(Stored items)
============
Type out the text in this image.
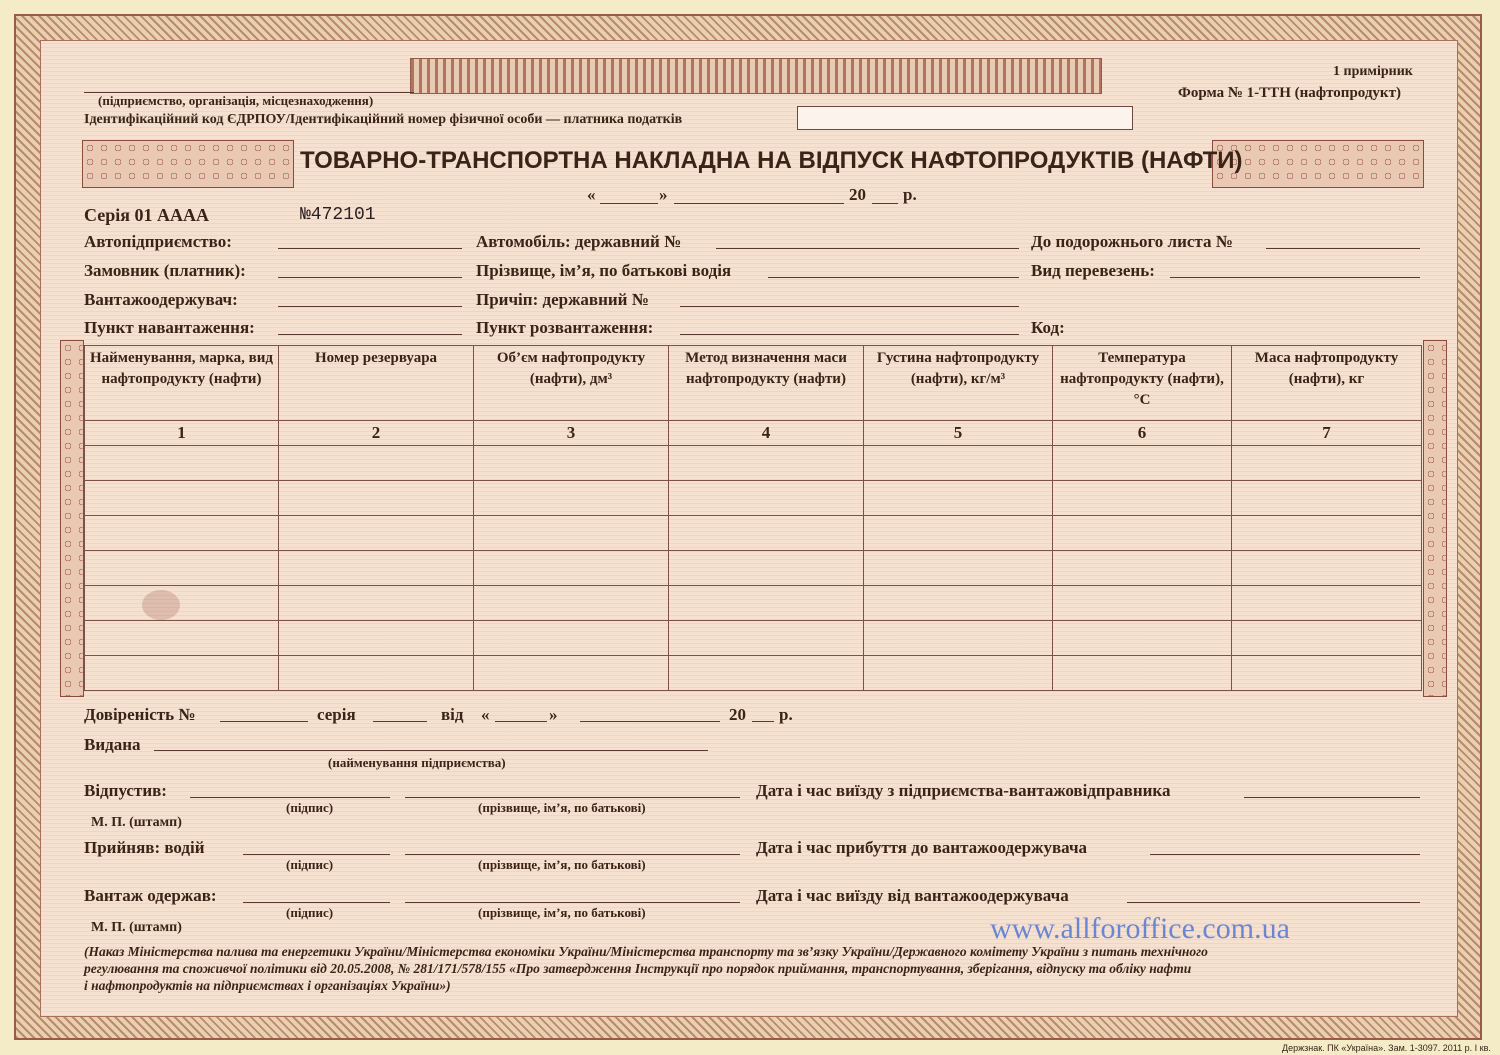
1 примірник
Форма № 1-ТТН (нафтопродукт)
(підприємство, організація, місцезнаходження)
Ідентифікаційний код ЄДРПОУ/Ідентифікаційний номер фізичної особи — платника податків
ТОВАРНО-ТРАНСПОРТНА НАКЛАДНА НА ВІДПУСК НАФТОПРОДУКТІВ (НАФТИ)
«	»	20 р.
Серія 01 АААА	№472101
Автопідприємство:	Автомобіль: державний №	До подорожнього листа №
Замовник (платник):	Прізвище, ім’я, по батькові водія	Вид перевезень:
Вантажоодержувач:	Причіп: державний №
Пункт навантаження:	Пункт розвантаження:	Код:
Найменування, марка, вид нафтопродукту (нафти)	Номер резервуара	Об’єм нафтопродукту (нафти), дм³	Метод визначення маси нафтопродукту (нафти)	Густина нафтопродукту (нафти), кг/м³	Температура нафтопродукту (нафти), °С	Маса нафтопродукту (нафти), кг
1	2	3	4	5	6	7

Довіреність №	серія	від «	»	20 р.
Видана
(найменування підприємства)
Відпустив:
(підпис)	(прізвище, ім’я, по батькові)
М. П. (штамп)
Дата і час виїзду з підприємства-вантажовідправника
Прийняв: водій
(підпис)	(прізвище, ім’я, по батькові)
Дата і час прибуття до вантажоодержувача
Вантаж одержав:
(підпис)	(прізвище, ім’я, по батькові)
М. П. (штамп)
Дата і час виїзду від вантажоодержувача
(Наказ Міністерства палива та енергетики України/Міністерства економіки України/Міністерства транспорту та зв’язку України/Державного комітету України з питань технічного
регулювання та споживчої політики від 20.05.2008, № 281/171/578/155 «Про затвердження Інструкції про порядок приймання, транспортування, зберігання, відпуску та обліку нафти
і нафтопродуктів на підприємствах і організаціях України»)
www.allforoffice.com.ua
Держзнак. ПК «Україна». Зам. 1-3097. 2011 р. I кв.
============
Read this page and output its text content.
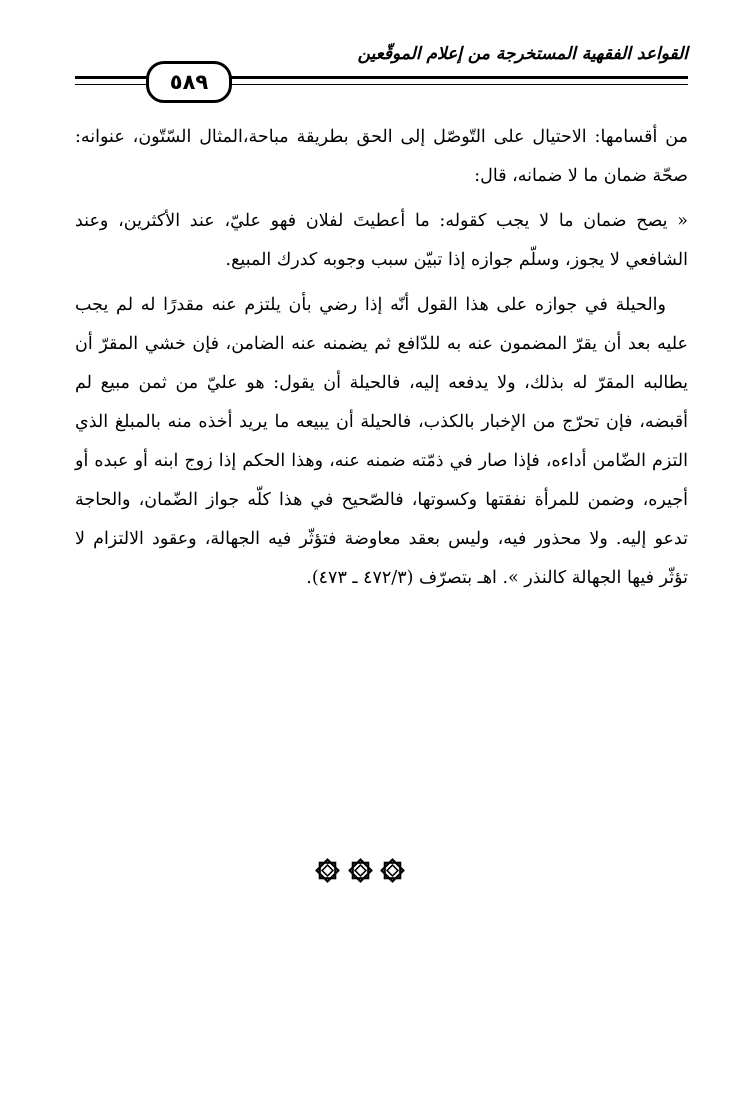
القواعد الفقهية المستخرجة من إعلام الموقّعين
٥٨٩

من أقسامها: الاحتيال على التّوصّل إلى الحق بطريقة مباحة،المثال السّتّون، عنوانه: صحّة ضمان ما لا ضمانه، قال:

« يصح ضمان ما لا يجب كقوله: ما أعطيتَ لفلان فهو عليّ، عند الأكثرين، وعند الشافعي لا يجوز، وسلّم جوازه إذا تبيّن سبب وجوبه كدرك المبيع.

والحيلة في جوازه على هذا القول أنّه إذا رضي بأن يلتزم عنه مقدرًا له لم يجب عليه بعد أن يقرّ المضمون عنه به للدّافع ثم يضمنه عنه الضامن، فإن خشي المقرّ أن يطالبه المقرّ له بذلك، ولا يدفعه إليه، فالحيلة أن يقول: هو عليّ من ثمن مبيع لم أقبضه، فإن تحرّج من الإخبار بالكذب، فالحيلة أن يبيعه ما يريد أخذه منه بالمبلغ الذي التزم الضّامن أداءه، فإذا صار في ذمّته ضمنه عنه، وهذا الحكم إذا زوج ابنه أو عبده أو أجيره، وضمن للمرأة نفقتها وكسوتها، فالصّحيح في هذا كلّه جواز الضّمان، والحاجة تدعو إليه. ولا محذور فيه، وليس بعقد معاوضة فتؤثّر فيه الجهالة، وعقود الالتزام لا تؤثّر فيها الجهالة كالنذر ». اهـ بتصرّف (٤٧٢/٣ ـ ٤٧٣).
============
◆ Aim of the exercise
Show the lines where the word "this" appears in the entries.

◆ Correct answer
Type out the text in this image.
Read this page and output its text content.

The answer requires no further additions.